§ **The request**
Output every line of the material exactly, omitting images.

§ **Dataset entries on figures**
-------------------------
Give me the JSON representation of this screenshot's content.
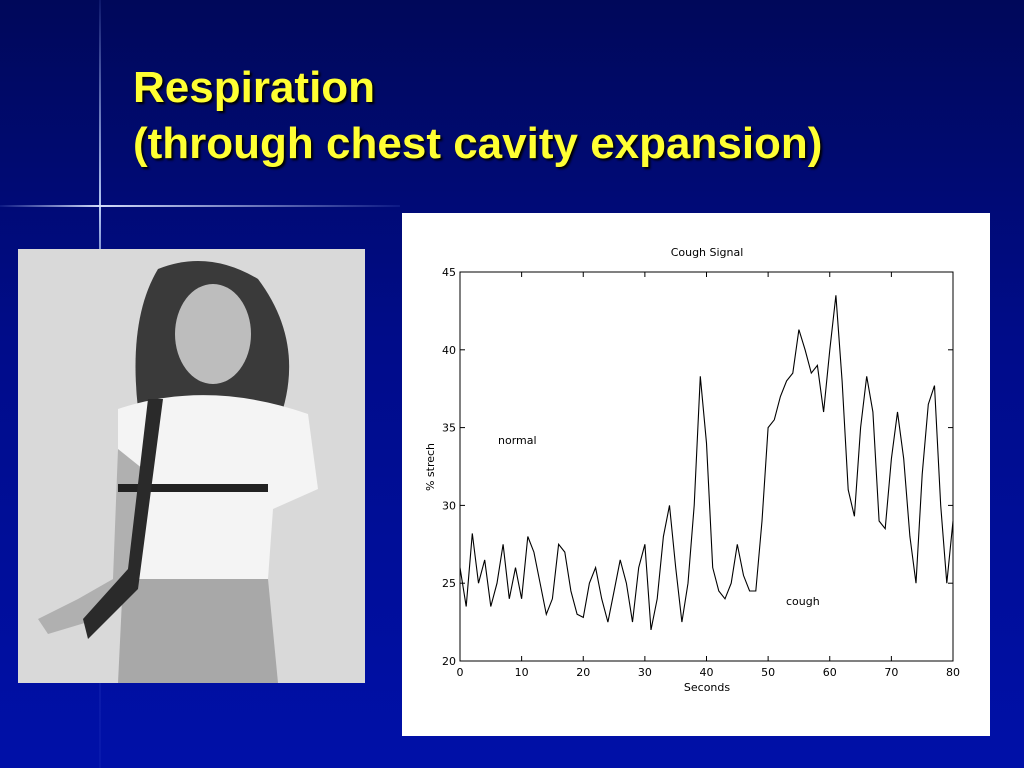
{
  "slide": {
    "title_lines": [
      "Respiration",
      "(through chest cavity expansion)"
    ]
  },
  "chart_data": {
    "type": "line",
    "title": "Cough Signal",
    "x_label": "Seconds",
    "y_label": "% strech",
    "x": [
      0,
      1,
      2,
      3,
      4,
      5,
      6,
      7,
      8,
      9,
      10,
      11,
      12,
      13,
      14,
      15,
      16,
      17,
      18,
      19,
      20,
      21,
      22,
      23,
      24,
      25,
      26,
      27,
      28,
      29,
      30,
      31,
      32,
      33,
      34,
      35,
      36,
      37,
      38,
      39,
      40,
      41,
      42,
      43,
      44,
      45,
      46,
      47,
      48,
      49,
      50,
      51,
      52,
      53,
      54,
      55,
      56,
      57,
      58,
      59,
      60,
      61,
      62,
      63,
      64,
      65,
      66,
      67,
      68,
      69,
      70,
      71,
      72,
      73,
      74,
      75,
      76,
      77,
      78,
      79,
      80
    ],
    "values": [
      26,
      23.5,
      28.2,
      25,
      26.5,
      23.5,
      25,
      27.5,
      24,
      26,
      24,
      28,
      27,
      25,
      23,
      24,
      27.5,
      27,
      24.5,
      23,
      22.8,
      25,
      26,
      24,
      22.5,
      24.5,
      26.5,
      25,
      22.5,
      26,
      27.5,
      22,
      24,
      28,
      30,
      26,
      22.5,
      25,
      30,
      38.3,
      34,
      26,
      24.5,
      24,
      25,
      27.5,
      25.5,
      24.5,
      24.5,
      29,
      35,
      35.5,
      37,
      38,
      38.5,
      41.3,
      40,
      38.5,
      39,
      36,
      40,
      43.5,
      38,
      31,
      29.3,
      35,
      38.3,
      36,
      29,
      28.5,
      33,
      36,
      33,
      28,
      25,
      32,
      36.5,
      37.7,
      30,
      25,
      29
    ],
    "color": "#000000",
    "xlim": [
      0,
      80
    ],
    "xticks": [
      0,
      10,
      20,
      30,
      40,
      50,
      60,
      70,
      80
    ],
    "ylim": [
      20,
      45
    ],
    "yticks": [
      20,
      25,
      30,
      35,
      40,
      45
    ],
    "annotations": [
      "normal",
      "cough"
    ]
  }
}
-------------------------
§ **Correct result**
Give me the JSON representation of this screenshot's content.
{
  "slide": {
    "title_lines": [
      "Respiration",
      "(through chest cavity expansion)"
    ]
  },
  "chart_data": {
    "type": "line",
    "title": "Cough Signal",
    "x_label": "Seconds",
    "y_label": "% strech",
    "x": [
      0,
      1,
      2,
      3,
      4,
      5,
      6,
      7,
      8,
      9,
      10,
      11,
      12,
      13,
      14,
      15,
      16,
      17,
      18,
      19,
      20,
      21,
      22,
      23,
      24,
      25,
      26,
      27,
      28,
      29,
      30,
      31,
      32,
      33,
      34,
      35,
      36,
      37,
      38,
      39,
      40,
      41,
      42,
      43,
      44,
      45,
      46,
      47,
      48,
      49,
      50,
      51,
      52,
      53,
      54,
      55,
      56,
      57,
      58,
      59,
      60,
      61,
      62,
      63,
      64,
      65,
      66,
      67,
      68,
      69,
      70,
      71,
      72,
      73,
      74,
      75,
      76,
      77,
      78,
      79,
      80
    ],
    "values": [
      26,
      23.5,
      28.2,
      25,
      26.5,
      23.5,
      25,
      27.5,
      24,
      26,
      24,
      28,
      27,
      25,
      23,
      24,
      27.5,
      27,
      24.5,
      23,
      22.8,
      25,
      26,
      24,
      22.5,
      24.5,
      26.5,
      25,
      22.5,
      26,
      27.5,
      22,
      24,
      28,
      30,
      26,
      22.5,
      25,
      30,
      38.3,
      34,
      26,
      24.5,
      24,
      25,
      27.5,
      25.5,
      24.5,
      24.5,
      29,
      35,
      35.5,
      37,
      38,
      38.5,
      41.3,
      40,
      38.5,
      39,
      36,
      40,
      43.5,
      38,
      31,
      29.3,
      35,
      38.3,
      36,
      29,
      28.5,
      33,
      36,
      33,
      28,
      25,
      32,
      36.5,
      37.7,
      30,
      25,
      29
    ],
    "color": "#000000",
    "xlim": [
      0,
      80
    ],
    "xticks": [
      0,
      10,
      20,
      30,
      40,
      50,
      60,
      70,
      80
    ],
    "ylim": [
      20,
      45
    ],
    "yticks": [
      20,
      25,
      30,
      35,
      40,
      45
    ],
    "annotations": [
      "normal",
      "cough"
    ]
  }
}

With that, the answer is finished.